Your result should be every line of the records below that contains the word "Growth".
--------
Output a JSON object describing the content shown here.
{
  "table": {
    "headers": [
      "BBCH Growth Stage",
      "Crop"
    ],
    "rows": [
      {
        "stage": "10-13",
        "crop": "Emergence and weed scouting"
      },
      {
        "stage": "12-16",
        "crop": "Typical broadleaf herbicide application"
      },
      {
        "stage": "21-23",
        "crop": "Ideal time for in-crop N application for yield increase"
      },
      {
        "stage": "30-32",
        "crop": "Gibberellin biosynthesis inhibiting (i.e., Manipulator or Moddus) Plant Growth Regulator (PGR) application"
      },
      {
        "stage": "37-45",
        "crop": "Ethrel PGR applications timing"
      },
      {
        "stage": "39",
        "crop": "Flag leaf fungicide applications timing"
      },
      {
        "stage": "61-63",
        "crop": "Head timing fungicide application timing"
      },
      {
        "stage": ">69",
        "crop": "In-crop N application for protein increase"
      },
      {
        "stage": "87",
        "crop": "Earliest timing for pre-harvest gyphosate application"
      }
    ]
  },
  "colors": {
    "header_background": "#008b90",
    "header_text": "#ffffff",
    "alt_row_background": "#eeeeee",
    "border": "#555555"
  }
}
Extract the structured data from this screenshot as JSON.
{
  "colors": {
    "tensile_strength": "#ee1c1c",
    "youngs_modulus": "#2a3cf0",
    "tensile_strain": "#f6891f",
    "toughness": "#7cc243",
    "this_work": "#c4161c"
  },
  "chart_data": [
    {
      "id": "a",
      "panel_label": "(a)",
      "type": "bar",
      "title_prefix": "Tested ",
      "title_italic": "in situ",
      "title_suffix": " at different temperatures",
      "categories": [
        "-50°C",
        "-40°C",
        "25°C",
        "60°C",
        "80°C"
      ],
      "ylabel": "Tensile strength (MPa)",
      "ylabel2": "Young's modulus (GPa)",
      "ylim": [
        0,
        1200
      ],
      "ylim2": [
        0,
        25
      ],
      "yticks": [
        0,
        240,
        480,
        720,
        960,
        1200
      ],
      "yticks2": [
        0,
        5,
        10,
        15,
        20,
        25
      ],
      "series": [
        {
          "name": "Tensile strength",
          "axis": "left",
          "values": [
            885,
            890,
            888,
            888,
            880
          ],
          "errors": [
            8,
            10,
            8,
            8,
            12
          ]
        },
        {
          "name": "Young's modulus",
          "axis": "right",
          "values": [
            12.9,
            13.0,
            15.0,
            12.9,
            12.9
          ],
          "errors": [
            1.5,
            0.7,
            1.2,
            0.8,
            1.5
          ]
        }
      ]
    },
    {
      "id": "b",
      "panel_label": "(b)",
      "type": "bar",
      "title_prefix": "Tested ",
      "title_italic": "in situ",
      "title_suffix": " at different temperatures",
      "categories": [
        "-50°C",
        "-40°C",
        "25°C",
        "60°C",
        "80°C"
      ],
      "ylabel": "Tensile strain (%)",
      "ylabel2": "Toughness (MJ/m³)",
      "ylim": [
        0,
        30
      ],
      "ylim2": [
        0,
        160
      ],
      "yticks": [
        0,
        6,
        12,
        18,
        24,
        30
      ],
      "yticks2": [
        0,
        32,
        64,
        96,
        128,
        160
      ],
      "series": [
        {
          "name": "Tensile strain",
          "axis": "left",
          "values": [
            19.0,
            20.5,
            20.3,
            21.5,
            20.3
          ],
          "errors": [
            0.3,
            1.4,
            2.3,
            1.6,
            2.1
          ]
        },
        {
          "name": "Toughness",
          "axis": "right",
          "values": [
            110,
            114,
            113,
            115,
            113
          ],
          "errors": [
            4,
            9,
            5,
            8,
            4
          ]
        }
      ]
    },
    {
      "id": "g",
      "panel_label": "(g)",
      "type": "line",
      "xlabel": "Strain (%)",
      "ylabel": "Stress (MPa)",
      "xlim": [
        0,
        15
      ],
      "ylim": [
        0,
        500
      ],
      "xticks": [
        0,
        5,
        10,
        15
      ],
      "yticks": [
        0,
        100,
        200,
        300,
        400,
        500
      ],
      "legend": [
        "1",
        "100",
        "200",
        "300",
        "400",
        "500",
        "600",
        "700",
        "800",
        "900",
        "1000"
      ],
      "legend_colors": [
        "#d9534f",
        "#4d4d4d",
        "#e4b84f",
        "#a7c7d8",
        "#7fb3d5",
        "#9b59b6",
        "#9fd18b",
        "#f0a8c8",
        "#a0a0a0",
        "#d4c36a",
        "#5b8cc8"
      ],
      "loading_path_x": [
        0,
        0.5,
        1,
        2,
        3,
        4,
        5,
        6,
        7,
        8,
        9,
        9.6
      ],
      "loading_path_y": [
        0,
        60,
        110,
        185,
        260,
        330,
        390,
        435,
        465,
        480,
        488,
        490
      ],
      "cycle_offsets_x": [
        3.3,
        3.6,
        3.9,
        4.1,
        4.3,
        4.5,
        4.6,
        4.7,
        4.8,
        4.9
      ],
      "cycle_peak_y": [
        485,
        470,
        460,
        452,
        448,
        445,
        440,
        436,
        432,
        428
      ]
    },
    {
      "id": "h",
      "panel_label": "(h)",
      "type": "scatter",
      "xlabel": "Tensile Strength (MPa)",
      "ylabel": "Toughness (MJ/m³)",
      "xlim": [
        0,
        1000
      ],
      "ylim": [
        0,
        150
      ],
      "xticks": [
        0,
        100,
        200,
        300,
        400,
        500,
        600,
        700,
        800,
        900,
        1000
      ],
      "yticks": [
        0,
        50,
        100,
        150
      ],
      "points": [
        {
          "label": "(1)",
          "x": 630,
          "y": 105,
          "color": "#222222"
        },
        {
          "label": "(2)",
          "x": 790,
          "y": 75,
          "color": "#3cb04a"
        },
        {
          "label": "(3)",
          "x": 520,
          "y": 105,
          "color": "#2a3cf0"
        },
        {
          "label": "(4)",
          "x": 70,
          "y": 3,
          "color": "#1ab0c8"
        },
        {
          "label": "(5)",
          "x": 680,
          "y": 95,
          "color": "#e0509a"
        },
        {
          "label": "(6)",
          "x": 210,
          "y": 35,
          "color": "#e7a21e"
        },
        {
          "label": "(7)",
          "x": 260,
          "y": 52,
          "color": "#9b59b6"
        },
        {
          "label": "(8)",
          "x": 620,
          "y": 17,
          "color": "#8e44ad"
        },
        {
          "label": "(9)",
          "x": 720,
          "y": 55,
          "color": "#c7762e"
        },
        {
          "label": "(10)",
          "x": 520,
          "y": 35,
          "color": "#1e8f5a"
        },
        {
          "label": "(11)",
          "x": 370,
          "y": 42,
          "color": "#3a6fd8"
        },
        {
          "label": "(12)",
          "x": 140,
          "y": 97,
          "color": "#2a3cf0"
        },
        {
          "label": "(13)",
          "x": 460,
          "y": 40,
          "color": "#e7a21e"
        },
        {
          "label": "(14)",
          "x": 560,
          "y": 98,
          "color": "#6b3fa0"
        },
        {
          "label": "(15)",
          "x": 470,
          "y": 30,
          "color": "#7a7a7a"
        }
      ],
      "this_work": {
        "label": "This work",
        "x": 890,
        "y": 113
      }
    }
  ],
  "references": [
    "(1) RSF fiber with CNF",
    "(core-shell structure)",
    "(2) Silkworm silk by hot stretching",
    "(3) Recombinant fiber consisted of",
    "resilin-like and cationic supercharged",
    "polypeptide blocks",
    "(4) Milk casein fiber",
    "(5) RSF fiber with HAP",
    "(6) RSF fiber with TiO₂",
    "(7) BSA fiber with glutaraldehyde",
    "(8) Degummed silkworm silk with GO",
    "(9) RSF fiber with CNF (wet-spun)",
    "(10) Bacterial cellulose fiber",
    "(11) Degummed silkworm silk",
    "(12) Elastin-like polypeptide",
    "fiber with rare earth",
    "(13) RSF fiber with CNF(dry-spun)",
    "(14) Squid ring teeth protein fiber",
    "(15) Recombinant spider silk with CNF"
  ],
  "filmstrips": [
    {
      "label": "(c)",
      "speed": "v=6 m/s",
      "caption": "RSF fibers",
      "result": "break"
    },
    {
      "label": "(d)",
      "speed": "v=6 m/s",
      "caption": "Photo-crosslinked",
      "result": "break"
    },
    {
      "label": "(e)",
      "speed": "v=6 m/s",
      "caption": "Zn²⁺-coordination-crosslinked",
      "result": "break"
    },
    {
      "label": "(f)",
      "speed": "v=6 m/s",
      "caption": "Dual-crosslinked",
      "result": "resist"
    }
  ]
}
--------
[WRITTEN RESPONSE]
      "BBCH Growth Stage",
        "crop": "Gibberellin biosynthesis inhibiting (i.e., Manipulator or Moddus) Plant Growth Regulator (PGR) application"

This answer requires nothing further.